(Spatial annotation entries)
* * *

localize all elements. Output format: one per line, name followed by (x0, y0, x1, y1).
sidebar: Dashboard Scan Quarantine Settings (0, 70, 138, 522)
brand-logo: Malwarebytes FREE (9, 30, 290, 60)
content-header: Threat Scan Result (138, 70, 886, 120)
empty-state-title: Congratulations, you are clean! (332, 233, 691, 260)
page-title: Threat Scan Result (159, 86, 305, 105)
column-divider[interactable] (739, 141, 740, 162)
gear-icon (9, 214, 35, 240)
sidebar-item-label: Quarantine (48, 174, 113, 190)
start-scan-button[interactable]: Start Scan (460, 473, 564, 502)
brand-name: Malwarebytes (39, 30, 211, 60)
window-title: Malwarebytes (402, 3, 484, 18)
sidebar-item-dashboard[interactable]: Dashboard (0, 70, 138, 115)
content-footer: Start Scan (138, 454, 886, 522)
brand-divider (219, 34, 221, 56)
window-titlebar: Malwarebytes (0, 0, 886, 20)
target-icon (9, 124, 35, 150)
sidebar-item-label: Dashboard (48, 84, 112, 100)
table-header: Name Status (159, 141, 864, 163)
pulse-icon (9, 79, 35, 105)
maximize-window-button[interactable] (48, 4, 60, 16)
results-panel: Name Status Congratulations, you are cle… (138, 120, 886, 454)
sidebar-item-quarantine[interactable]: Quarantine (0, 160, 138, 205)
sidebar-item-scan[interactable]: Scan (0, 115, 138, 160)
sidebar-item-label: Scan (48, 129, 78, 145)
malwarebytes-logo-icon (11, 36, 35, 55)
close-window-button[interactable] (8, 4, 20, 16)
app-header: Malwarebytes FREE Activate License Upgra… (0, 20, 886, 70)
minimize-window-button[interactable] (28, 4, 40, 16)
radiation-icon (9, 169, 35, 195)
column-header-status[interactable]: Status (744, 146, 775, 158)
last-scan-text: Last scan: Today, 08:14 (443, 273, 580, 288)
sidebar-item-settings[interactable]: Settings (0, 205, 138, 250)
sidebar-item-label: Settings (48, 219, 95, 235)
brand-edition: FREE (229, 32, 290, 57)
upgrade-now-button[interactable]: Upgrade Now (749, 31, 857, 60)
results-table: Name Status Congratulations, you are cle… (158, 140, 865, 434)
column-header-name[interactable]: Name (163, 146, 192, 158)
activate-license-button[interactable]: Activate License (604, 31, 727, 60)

* * *

(WORK TO BE COMPLETED)
Please copy out every line of the entries above word for word, keeping each character as it appears.

(EXERCISE ANSWER)
localize all elements. Output format: one per line, name followed by (x0, y0, x1, y1).
sidebar: Dashboard Scan Quarantine Settings (0, 70, 138, 522)
brand-logo: Malwarebytes FREE (9, 30, 290, 60)
content-header: Threat Scan Result (138, 70, 886, 120)
empty-state-title: Congratulations, you are clean! (332, 233, 691, 260)
page-title: Threat Scan Result (159, 86, 305, 105)
column-divider[interactable] (739, 141, 740, 162)
gear-icon (9, 214, 35, 240)
sidebar-item-label: Quarantine (48, 174, 113, 190)
start-scan-button[interactable]: Start Scan (460, 473, 564, 502)
brand-name: Malwarebytes (39, 30, 211, 60)
window-title: Malwarebytes (402, 3, 484, 18)
sidebar-item-dashboard[interactable]: Dashboard (0, 70, 138, 115)
content-footer: Start Scan (138, 454, 886, 522)
brand-divider (219, 34, 221, 56)
window-titlebar: Malwarebytes (0, 0, 886, 20)
target-icon (9, 124, 35, 150)
sidebar-item-label: Dashboard (48, 84, 112, 100)
table-header: Name Status (159, 141, 864, 163)
pulse-icon (9, 79, 35, 105)
maximize-window-button[interactable] (48, 4, 60, 16)
results-panel: Name Status Congratulations, you are cle… (138, 120, 886, 454)
sidebar-item-quarantine[interactable]: Quarantine (0, 160, 138, 205)
sidebar-item-scan[interactable]: Scan (0, 115, 138, 160)
sidebar-item-label: Scan (48, 129, 78, 145)
malwarebytes-logo-icon (11, 36, 35, 55)
close-window-button[interactable] (8, 4, 20, 16)
app-header: Malwarebytes FREE Activate License Upgra… (0, 20, 886, 70)
minimize-window-button[interactable] (28, 4, 40, 16)
radiation-icon (9, 169, 35, 195)
column-header-status[interactable]: Status (744, 146, 775, 158)
last-scan-text: Last scan: Today, 08:14 (443, 273, 580, 288)
sidebar-item-settings[interactable]: Settings (0, 205, 138, 250)
sidebar-item-label: Settings (48, 219, 95, 235)
brand-edition: FREE (229, 32, 290, 57)
upgrade-now-button[interactable]: Upgrade Now (749, 31, 857, 60)
results-table: Name Status Congratulations, you are cle… (158, 140, 865, 434)
column-header-name[interactable]: Name (163, 146, 192, 158)
activate-license-button[interactable]: Activate License (604, 31, 727, 60)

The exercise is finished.